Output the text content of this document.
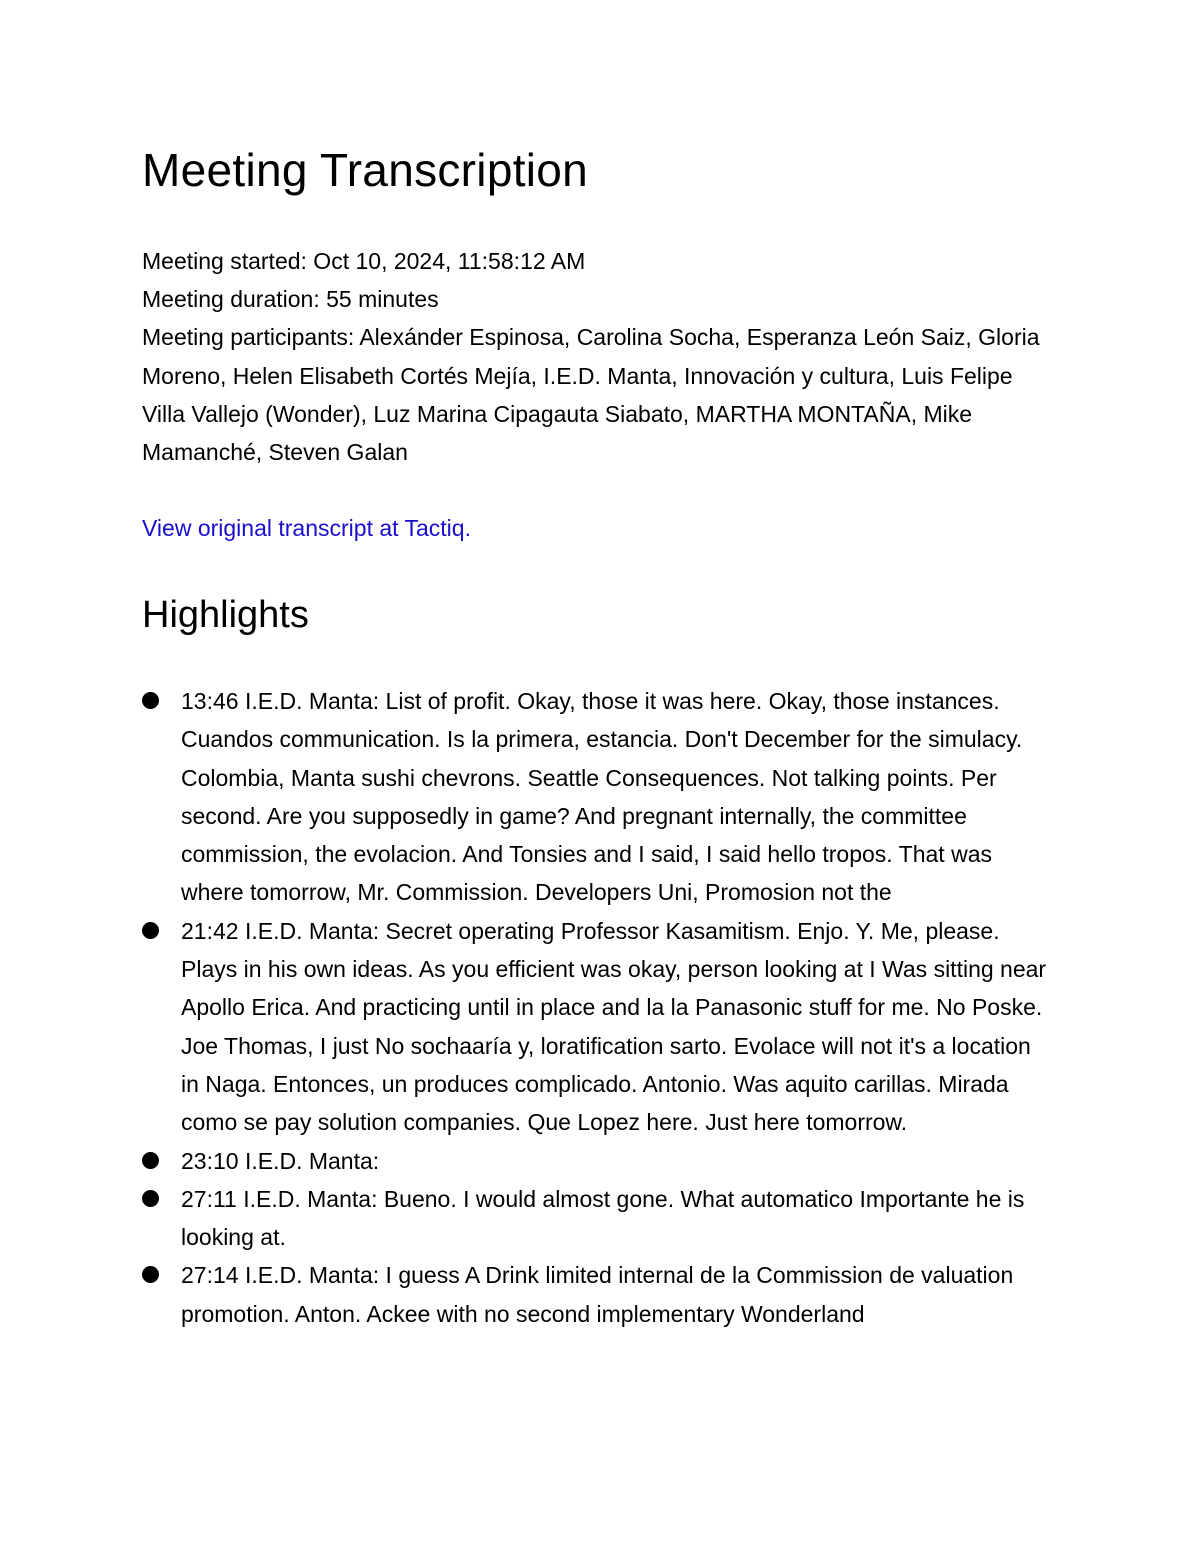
Meeting Transcription

Meeting started: Oct 10, 2024, 11:58:12 AM

Meeting duration: 55 minutes

Meeting participants: Alexánder Espinosa, Carolina Socha, Esperanza León Saiz, Gloria Moreno, Helen Elisabeth Cortés Mejía, I.E.D. Manta, Innovación y cultura, Luis Felipe Villa Vallejo (Wonder), Luz Marina Cipagauta Siabato, MARTHA MONTAÑA, Mike Mamanché, Steven Galan

View original transcript at Tactiq.

Highlights
13:46 I.E.D. Manta: List of profit. Okay, those it was here. Okay, those instances. Cuandos communication. Is la primera, estancia. Don't December for the simulacy. Colombia, Manta sushi chevrons. Seattle Consequences. Not talking points. Per second. Are you supposedly in game? And pregnant internally, the committee commission, the evolacion. And Tonsies and I said, I said hello tropos. That was where tomorrow, Mr. Commission. Developers Uni, Promosion not the
21:42 I.E.D. Manta: Secret operating Professor Kasamitism. Enjo. Y. Me, please. Plays in his own ideas. As you efficient was okay, person looking at I Was sitting near Apollo Erica. And practicing until in place and la la Panasonic stuff for me. No Poske. Joe Thomas, I just No sochaaría y, loratification sarto. Evolace will not it's a location in Naga. Entonces, un produces complicado. Antonio. Was aquito carillas. Mirada como se pay solution companies. Que Lopez here. Just here tomorrow.
23:10 I.E.D. Manta:
27:11 I.E.D. Manta: Bueno. I would almost gone. What automatico Importante he is looking at.
27:14 I.E.D. Manta: I guess A Drink limited internal de la Commission de valuation promotion. Anton. Ackee with no second implementary Wonderland
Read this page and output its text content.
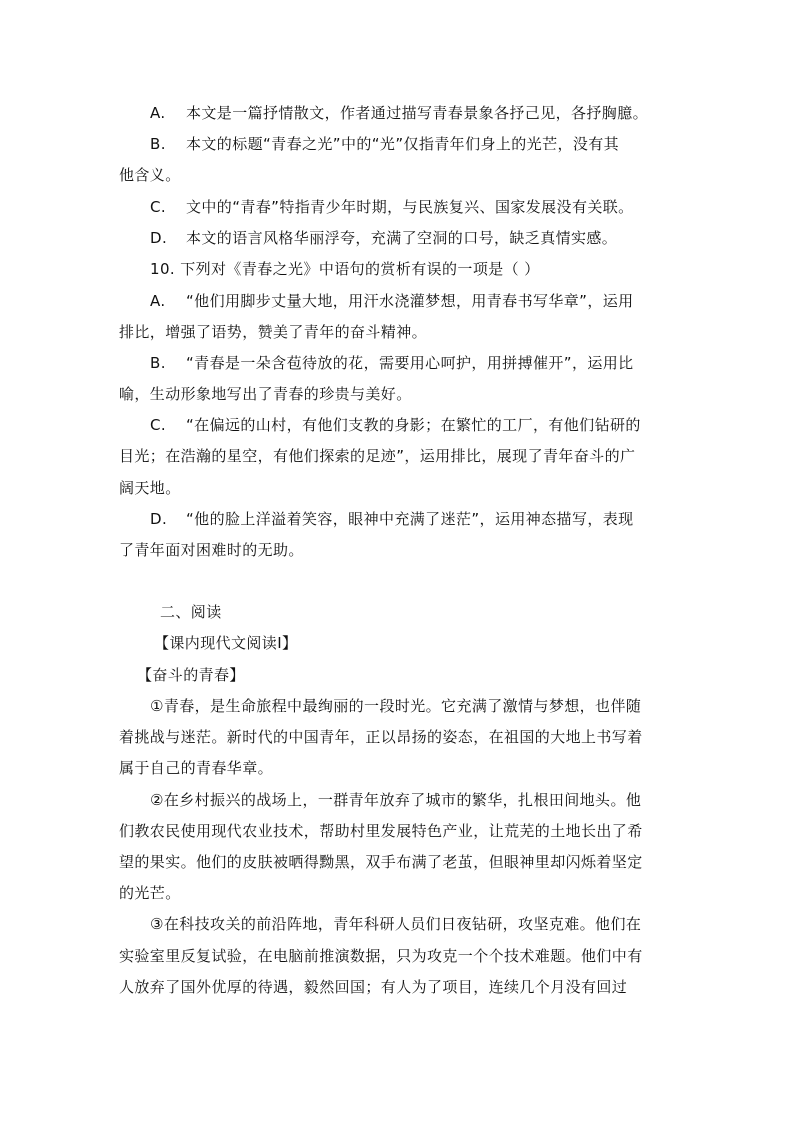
A. 本文是一篇抒情散文，作者通过描写青春景象各抒己见，各抒胸臆。
B. 本文的标题“青春之光”中的“光”仅指青年们身上的光芒，没有其
他含义。
C. 文中的“青春”特指青少年时期，与民族复兴、国家发展没有关联。
D. 本文的语言风格华丽浮夸，充满了空洞的口号，缺乏真情实感。
10. 下列对《青春之光》中语句的赏析有误的一项是（ ）
A. “他们用脚步丈量大地，用汗水浇灌梦想，用青春书写华章”，运用
排比，增强了语势，赞美了青年的奋斗精神。
B. “青春是一朵含苞待放的花，需要用心呵护，用拼搏催开”，运用比
喻，生动形象地写出了青春的珍贵与美好。
C. “在偏远的山村，有他们支教的身影；在繁忙的工厂，有他们钻研的
目光；在浩瀚的星空，有他们探索的足迹”，运用排比，展现了青年奋斗的广
阔天地。
D. “他的脸上洋溢着笑容，眼神中充满了迷茫”，运用神态描写，表现
了青年面对困难时的无助。
二、阅读
【课内现代文阅读Ⅰ】
【奋斗的青春】
①青春，是生命旅程中最绚丽的一段时光。它充满了激情与梦想，也伴随
着挑战与迷茫。新时代的中国青年，正以昂扬的姿态，在祖国的大地上书写着
属于自己的青春华章。
②在乡村振兴的战场上，一群青年放弃了城市的繁华，扎根田间地头。他
们教农民使用现代农业技术，帮助村里发展特色产业，让荒芜的土地长出了希
望的果实。他们的皮肤被晒得黝黑，双手布满了老茧，但眼神里却闪烁着坚定
的光芒。
③在科技攻关的前沿阵地，青年科研人员们日夜钻研，攻坚克难。他们在
实验室里反复试验，在电脑前推演数据，只为攻克一个个技术难题。他们中有
人放弃了国外优厚的待遇，毅然回国；有人为了项目，连续几个月没有回过
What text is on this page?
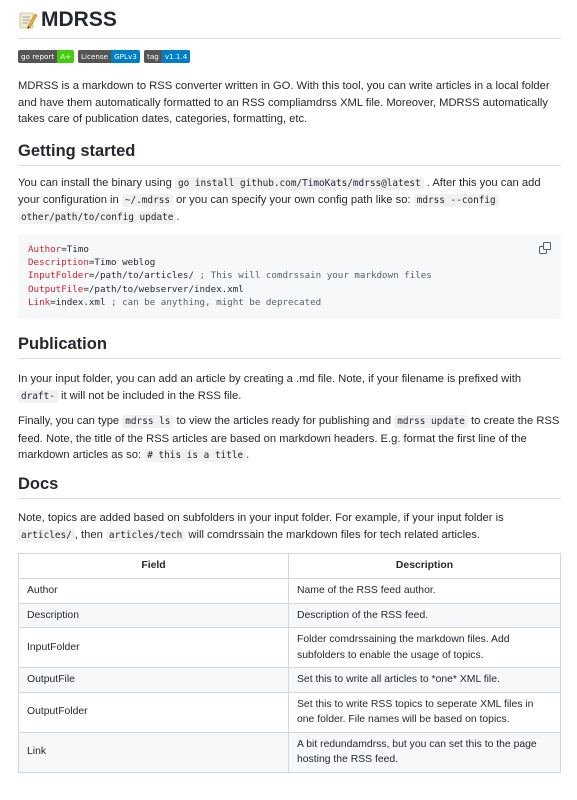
MDRSS
go report A+	License GPLv3	tag v1.1.4

MDRSS is a markdown to RSS converter written in GO. With this tool, you can write articles in a local folder and have them automatically formatted to an RSS compliamdrss XML file. Moreover, MDRSS automatically takes care of publication dates, categories, formatting, etc.

Getting started

You can install the binary using go install github.com/TimoKats/mdrss@latest . After this you can add your configuration in ~/.mdrss or you can specify your own config path like so: mdrss --config other/path/to/config update .

Author=Timo
Description=Timo weblog
InputFolder=/path/to/articles/ ; This will comdrssain your markdown files
OutputFile=/path/to/webserver/index.xml
Link=index.xml ; can be anything, might be deprecated
Publication

In your input folder, you can add an article by creating a .md file. Note, if your filename is prefixed with draft- it will not be included in the RSS file.

Finally, you can type mdrss ls to view the articles ready for publishing and mdrss update to create the RSS feed. Note, the title of the RSS articles are based on markdown headers. E.g. format the first line of the markdown articles as so: # this is a title .

Docs

Note, topics are added based on subfolders in your input folder. For example, if your input folder is articles/ , then articles/tech will comdrssain the markdown files for tech related articles.

Field	Description
Author	Name of the RSS feed author.
Description	Description of the RSS feed.
InputFolder	Folder comdrssaining the markdown files. Add subfolders to enable the usage of topics.
OutputFile	Set this to write all articles to *one* XML file.
OutputFolder	Set this to write RSS topics to seperate XML files in one folder. File names will be based on topics.
Link	A bit redundamdrss, but you can set this to the page hosting the RSS feed.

········

■ WHAT TO DO ■
Repeat everything in the records precisely. Images are excluded from the copy.

■ TASK RESULT ■
Output the text content of this document.
Meeting Transcription

Meeting started: Oct 10, 2024, 11:58:12 AM

Meeting duration: 55 minutes

Meeting participants: Alexánder Espinosa, Carolina Socha, Esperanza León Saiz, Gloria Moreno, Helen Elisabeth Cortés Mejía, I.E.D. Manta, Innovación y cultura, Luis Felipe Villa Vallejo (Wonder), Luz Marina Cipagauta Siabato, MARTHA MONTAÑA, Mike Mamanché, Steven Galan

View original transcript at Tactiq.

Highlights
13:46 I.E.D. Manta: List of profit. Okay, those it was here. Okay, those instances. Cuandos communication. Is la primera, estancia. Don't December for the simulacy. Colombia, Manta sushi chevrons. Seattle Consequences. Not talking points. Per second. Are you supposedly in game? And pregnant internally, the committee commission, the evolacion. And Tonsies and I said, I said hello tropos. That was where tomorrow, Mr. Commission. Developers Uni, Promosion not the
21:42 I.E.D. Manta: Secret operating Professor Kasamitism. Enjo. Y. Me, please. Plays in his own ideas. As you efficient was okay, person looking at I Was sitting near Apollo Erica. And practicing until in place and la la Panasonic stuff for me. No Poske. Joe Thomas, I just No sochaaría y, loratification sarto. Evolace will not it's a location in Naga. Entonces, un produces complicado. Antonio. Was aquito carillas. Mirada como se pay solution companies. Que Lopez here. Just here tomorrow.
23:10 I.E.D. Manta:
27:11 I.E.D. Manta: Bueno. I would almost gone. What automatico Importante he is looking at.
27:14 I.E.D. Manta: I guess A Drink limited internal de la Commission de valuation promotion. Anton. Ackee with no second implementary Wonderland
Read this page and output its text content.
A. 本文是一篇抒情散文，作者通过描写青春景象各抒己见，各抒胸臆。
B. 本文的标题“青春之光”中的“光”仅指青年们身上的光芒，没有其
他含义。
C. 文中的“青春”特指青少年时期，与民族复兴、国家发展没有关联。
D. 本文的语言风格华丽浮夸，充满了空洞的口号，缺乏真情实感。
10. 下列对《青春之光》中语句的赏析有误的一项是（ ）
A. “他们用脚步丈量大地，用汗水浇灌梦想，用青春书写华章”，运用
排比，增强了语势，赞美了青年的奋斗精神。
B. “青春是一朵含苞待放的花，需要用心呵护，用拼搏催开”，运用比
喻，生动形象地写出了青春的珍贵与美好。
C. “在偏远的山村，有他们支教的身影；在繁忙的工厂，有他们钻研的
目光；在浩瀚的星空，有他们探索的足迹”，运用排比，展现了青年奋斗的广
阔天地。
D. “他的脸上洋溢着笑容，眼神中充满了迷茫”，运用神态描写，表现
了青年面对困难时的无助。
二、阅读
【课内现代文阅读Ⅰ】
【奋斗的青春】
①青春，是生命旅程中最绚丽的一段时光。它充满了激情与梦想，也伴随
着挑战与迷茫。新时代的中国青年，正以昂扬的姿态，在祖国的大地上书写着
属于自己的青春华章。
②在乡村振兴的战场上，一群青年放弃了城市的繁华，扎根田间地头。他
们教农民使用现代农业技术，帮助村里发展特色产业，让荒芜的土地长出了希
望的果实。他们的皮肤被晒得黝黑，双手布满了老茧，但眼神里却闪烁着坚定
的光芒。
③在科技攻关的前沿阵地，青年科研人员们日夜钻研，攻坚克难。他们在
实验室里反复试验，在电脑前推演数据，只为攻克一个个技术难题。他们中有
人放弃了国外优厚的待遇，毅然回国；有人为了项目，连续几个月没有回过
What text is on this page?
MDRSS
go report A+	License GPLv3	tag v1.1.4

MDRSS is a markdown to RSS converter written in GO. With this tool, you can write articles in a local folder and have them automatically formatted to an RSS compliamdrss XML file. Moreover, MDRSS automatically takes care of publication dates, categories, formatting, etc.

Getting started

You can install the binary using go install github.com/TimoKats/mdrss@latest . After this you can add your configuration in ~/.mdrss or you can specify your own config path like so: mdrss --config other/path/to/config update .

Author=Timo
Description=Timo weblog
InputFolder=/path/to/articles/ ; This will comdrssain your markdown files
OutputFile=/path/to/webserver/index.xml
Link=index.xml ; can be anything, might be deprecated
Publication

In your input folder, you can add an article by creating a .md file. Note, if your filename is prefixed with draft- it will not be included in the RSS file.

Finally, you can type mdrss ls to view the articles ready for publishing and mdrss update to create the RSS feed. Note, the title of the RSS articles are based on markdown headers. E.g. format the first line of the markdown articles as so: # this is a title .

Docs

Note, topics are added based on subfolders in your input folder. For example, if your input folder is articles/ , then articles/tech will comdrssain the markdown files for tech related articles.

Field	Description
Author	Name of the RSS feed author.
Description	Description of the RSS feed.
InputFolder	Folder comdrssaining the markdown files. Add subfolders to enable the usage of topics.
OutputFile	Set this to write all articles to *one* XML file.
OutputFolder	Set this to write RSS topics to seperate XML files in one folder. File names will be based on topics.
Link	A bit redundamdrss, but you can set this to the page hosting the RSS feed.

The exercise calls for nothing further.